Repeat each line of the material exactly.

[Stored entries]
● ● ●

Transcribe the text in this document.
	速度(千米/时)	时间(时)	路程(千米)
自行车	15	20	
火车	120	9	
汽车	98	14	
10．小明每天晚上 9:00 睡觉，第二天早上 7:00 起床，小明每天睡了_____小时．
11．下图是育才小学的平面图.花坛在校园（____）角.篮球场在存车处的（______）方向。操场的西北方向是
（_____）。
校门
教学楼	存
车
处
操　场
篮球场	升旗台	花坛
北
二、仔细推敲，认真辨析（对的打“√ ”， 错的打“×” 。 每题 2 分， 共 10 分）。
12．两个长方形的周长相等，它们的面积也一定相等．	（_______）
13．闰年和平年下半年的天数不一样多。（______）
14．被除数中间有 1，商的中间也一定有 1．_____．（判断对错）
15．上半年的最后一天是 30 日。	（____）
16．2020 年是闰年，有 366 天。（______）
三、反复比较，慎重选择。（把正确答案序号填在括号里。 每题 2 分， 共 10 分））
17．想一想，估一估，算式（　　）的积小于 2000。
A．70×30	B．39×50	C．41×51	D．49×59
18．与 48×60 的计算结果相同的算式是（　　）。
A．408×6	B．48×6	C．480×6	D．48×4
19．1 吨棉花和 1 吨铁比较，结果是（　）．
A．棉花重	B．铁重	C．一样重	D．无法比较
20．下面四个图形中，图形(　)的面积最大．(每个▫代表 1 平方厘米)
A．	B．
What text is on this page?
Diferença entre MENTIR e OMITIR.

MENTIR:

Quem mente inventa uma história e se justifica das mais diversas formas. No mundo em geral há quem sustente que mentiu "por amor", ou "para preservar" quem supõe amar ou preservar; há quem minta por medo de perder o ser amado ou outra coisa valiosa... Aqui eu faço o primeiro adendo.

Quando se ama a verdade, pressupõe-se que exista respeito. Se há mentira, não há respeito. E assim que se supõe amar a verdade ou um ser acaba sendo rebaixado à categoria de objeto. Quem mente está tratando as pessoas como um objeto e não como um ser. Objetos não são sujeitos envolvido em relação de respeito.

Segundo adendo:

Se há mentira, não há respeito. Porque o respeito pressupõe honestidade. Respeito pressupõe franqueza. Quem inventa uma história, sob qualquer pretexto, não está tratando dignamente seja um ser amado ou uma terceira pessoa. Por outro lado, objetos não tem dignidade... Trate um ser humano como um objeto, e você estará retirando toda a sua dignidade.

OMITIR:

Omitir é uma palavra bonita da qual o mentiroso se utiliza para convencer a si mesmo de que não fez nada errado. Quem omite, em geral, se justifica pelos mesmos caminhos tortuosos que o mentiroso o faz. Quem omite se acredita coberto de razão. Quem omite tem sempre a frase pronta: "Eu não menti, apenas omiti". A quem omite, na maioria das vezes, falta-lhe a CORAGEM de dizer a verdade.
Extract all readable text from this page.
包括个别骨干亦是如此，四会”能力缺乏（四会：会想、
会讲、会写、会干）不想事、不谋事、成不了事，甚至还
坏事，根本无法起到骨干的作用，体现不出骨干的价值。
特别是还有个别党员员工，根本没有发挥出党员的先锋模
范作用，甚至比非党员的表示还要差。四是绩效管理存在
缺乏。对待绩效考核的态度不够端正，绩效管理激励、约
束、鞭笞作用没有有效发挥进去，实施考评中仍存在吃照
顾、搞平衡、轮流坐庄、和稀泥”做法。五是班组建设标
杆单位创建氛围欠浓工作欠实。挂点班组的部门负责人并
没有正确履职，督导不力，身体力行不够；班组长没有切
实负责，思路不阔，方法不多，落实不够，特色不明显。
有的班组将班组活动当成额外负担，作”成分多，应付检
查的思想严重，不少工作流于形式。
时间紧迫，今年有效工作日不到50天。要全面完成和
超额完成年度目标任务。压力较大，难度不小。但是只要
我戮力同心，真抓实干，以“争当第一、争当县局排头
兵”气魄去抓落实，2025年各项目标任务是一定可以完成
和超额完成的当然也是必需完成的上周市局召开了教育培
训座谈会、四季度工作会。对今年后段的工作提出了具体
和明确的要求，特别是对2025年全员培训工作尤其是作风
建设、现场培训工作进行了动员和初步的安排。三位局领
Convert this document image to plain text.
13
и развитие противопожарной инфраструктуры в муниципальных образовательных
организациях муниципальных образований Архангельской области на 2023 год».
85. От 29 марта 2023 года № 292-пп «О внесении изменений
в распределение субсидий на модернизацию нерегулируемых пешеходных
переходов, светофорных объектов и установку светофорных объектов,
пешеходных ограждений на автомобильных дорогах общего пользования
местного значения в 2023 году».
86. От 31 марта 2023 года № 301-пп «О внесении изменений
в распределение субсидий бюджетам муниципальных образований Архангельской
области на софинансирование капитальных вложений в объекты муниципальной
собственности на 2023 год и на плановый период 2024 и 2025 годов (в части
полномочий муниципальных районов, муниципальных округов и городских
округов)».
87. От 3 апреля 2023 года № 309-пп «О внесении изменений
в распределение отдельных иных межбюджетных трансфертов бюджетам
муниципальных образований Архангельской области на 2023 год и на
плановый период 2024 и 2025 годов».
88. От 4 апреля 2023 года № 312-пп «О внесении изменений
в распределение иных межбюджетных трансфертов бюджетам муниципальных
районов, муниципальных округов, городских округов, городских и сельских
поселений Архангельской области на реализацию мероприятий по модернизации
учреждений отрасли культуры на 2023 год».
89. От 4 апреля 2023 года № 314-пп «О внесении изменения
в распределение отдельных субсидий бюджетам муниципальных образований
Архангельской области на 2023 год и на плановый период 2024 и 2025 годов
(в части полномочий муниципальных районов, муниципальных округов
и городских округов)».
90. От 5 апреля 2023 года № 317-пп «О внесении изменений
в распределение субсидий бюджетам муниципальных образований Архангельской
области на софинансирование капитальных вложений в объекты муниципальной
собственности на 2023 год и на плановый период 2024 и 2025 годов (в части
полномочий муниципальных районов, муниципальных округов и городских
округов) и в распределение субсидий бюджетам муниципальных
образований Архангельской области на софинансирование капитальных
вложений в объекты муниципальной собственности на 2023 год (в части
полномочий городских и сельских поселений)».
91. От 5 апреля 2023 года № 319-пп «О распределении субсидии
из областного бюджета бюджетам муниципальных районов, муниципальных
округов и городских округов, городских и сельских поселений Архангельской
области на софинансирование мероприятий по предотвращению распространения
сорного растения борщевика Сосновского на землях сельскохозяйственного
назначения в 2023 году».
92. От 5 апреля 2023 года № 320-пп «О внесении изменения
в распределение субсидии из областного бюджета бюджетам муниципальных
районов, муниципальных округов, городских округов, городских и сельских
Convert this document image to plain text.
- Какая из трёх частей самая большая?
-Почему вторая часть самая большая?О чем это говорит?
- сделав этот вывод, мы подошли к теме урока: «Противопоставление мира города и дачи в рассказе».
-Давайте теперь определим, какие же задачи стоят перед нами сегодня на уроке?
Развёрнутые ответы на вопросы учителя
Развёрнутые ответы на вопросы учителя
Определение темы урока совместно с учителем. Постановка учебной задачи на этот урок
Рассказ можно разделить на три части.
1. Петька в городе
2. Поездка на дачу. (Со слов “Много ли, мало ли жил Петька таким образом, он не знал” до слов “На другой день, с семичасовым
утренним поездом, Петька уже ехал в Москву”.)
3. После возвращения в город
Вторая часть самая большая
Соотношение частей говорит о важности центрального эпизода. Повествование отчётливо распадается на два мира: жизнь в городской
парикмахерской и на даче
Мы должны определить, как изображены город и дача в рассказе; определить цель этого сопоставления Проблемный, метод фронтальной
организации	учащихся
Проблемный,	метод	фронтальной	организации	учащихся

● ● ●

FINAL RESULT:
Transcribe the text in this document.
	速度(千米/时)	时间(时)	路程(千米)
自行车	15	20	
火车	120	9	
汽车	98	14	
10．小明每天晚上 9:00 睡觉，第二天早上 7:00 起床，小明每天睡了_____小时．
11．下图是育才小学的平面图.花坛在校园（____）角.篮球场在存车处的（______）方向。操场的西北方向是
（_____）。
校门
教学楼	存
车
处
操　场
篮球场	升旗台	花坛
北
二、仔细推敲，认真辨析（对的打“√ ”， 错的打“×” 。 每题 2 分， 共 10 分）。
12．两个长方形的周长相等，它们的面积也一定相等．	（_______）
13．闰年和平年下半年的天数不一样多。（______）
14．被除数中间有 1，商的中间也一定有 1．_____．（判断对错）
15．上半年的最后一天是 30 日。	（____）
16．2020 年是闰年，有 366 天。（______）
三、反复比较，慎重选择。（把正确答案序号填在括号里。 每题 2 分， 共 10 分））
17．想一想，估一估，算式（　　）的积小于 2000。
A．70×30	B．39×50	C．41×51	D．49×59
18．与 48×60 的计算结果相同的算式是（　　）。
A．408×6	B．48×6	C．480×6	D．48×4
19．1 吨棉花和 1 吨铁比较，结果是（　）．
A．棉花重	B．铁重	C．一样重	D．无法比较
20．下面四个图形中，图形(　)的面积最大．(每个▫代表 1 平方厘米)
A．	B．
What text is on this page?
Diferença entre MENTIR e OMITIR.

MENTIR:

Quem mente inventa uma história e se justifica das mais diversas formas. No mundo em geral há quem sustente que mentiu "por amor", ou "para preservar" quem supõe amar ou preservar; há quem minta por medo de perder o ser amado ou outra coisa valiosa... Aqui eu faço o primeiro adendo.

Quando se ama a verdade, pressupõe-se que exista respeito. Se há mentira, não há respeito. E assim que se supõe amar a verdade ou um ser acaba sendo rebaixado à categoria de objeto. Quem mente está tratando as pessoas como um objeto e não como um ser. Objetos não são sujeitos envolvido em relação de respeito.

Segundo adendo:

Se há mentira, não há respeito. Porque o respeito pressupõe honestidade. Respeito pressupõe franqueza. Quem inventa uma história, sob qualquer pretexto, não está tratando dignamente seja um ser amado ou uma terceira pessoa. Por outro lado, objetos não tem dignidade... Trate um ser humano como um objeto, e você estará retirando toda a sua dignidade.

OMITIR:

Omitir é uma palavra bonita da qual o mentiroso se utiliza para convencer a si mesmo de que não fez nada errado. Quem omite, em geral, se justifica pelos mesmos caminhos tortuosos que o mentiroso o faz. Quem omite se acredita coberto de razão. Quem omite tem sempre a frase pronta: "Eu não menti, apenas omiti". A quem omite, na maioria das vezes, falta-lhe a CORAGEM de dizer a verdade.
Extract all readable text from this page.
包括个别骨干亦是如此，四会”能力缺乏（四会：会想、
会讲、会写、会干）不想事、不谋事、成不了事，甚至还
坏事，根本无法起到骨干的作用，体现不出骨干的价值。
特别是还有个别党员员工，根本没有发挥出党员的先锋模
范作用，甚至比非党员的表示还要差。四是绩效管理存在
缺乏。对待绩效考核的态度不够端正，绩效管理激励、约
束、鞭笞作用没有有效发挥进去，实施考评中仍存在吃照
顾、搞平衡、轮流坐庄、和稀泥”做法。五是班组建设标
杆单位创建氛围欠浓工作欠实。挂点班组的部门负责人并
没有正确履职，督导不力，身体力行不够；班组长没有切
实负责，思路不阔，方法不多，落实不够，特色不明显。
有的班组将班组活动当成额外负担，作”成分多，应付检
查的思想严重，不少工作流于形式。
时间紧迫，今年有效工作日不到50天。要全面完成和
超额完成年度目标任务。压力较大，难度不小。但是只要
我戮力同心，真抓实干，以“争当第一、争当县局排头
兵”气魄去抓落实，2025年各项目标任务是一定可以完成
和超额完成的当然也是必需完成的上周市局召开了教育培
训座谈会、四季度工作会。对今年后段的工作提出了具体
和明确的要求，特别是对2025年全员培训工作尤其是作风
建设、现场培训工作进行了动员和初步的安排。三位局领
Convert this document image to plain text.
13
и развитие противопожарной инфраструктуры в муниципальных образовательных
организациях муниципальных образований Архангельской области на 2023 год».
85. От 29 марта 2023 года № 292-пп «О внесении изменений
в распределение субсидий на модернизацию нерегулируемых пешеходных
переходов, светофорных объектов и установку светофорных объектов,
пешеходных ограждений на автомобильных дорогах общего пользования
местного значения в 2023 году».
86. От 31 марта 2023 года № 301-пп «О внесении изменений
в распределение субсидий бюджетам муниципальных образований Архангельской
области на софинансирование капитальных вложений в объекты муниципальной
собственности на 2023 год и на плановый период 2024 и 2025 годов (в части
полномочий муниципальных районов, муниципальных округов и городских
округов)».
87. От 3 апреля 2023 года № 309-пп «О внесении изменений
в распределение отдельных иных межбюджетных трансфертов бюджетам
муниципальных образований Архангельской области на 2023 год и на
плановый период 2024 и 2025 годов».
88. От 4 апреля 2023 года № 312-пп «О внесении изменений
в распределение иных межбюджетных трансфертов бюджетам муниципальных
районов, муниципальных округов, городских округов, городских и сельских
поселений Архангельской области на реализацию мероприятий по модернизации
учреждений отрасли культуры на 2023 год».
89. От 4 апреля 2023 года № 314-пп «О внесении изменения
в распределение отдельных субсидий бюджетам муниципальных образований
Архангельской области на 2023 год и на плановый период 2024 и 2025 годов
(в части полномочий муниципальных районов, муниципальных округов
и городских округов)».
90. От 5 апреля 2023 года № 317-пп «О внесении изменений
в распределение субсидий бюджетам муниципальных образований Архангельской
области на софинансирование капитальных вложений в объекты муниципальной
собственности на 2023 год и на плановый период 2024 и 2025 годов (в части
полномочий муниципальных районов, муниципальных округов и городских
округов) и в распределение субсидий бюджетам муниципальных
образований Архангельской области на софинансирование капитальных
вложений в объекты муниципальной собственности на 2023 год (в части
полномочий городских и сельских поселений)».
91. От 5 апреля 2023 года № 319-пп «О распределении субсидии
из областного бюджета бюджетам муниципальных районов, муниципальных
округов и городских округов, городских и сельских поселений Архангельской
области на софинансирование мероприятий по предотвращению распространения
сорного растения борщевика Сосновского на землях сельскохозяйственного
назначения в 2023 году».
92. От 5 апреля 2023 года № 320-пп «О внесении изменения
в распределение субсидии из областного бюджета бюджетам муниципальных
районов, муниципальных округов, городских округов, городских и сельских
Convert this document image to plain text.
- Какая из трёх частей самая большая?
-Почему вторая часть самая большая?О чем это говорит?
- сделав этот вывод, мы подошли к теме урока: «Противопоставление мира города и дачи в рассказе».
-Давайте теперь определим, какие же задачи стоят перед нами сегодня на уроке?
Развёрнутые ответы на вопросы учителя
Развёрнутые ответы на вопросы учителя
Определение темы урока совместно с учителем. Постановка учебной задачи на этот урок
Рассказ можно разделить на три части.
1. Петька в городе
2. Поездка на дачу. (Со слов “Много ли, мало ли жил Петька таким образом, он не знал” до слов “На другой день, с семичасовым
утренним поездом, Петька уже ехал в Москву”.)
3. После возвращения в город
Вторая часть самая большая
Соотношение частей говорит о важности центрального эпизода. Повествование отчётливо распадается на два мира: жизнь в городской
парикмахерской и на даче
Мы должны определить, как изображены город и дача в рассказе; определить цель этого сопоставления Проблемный, метод фронтальной
организации	учащихся
Проблемный,	метод	фронтальной	организации	учащихся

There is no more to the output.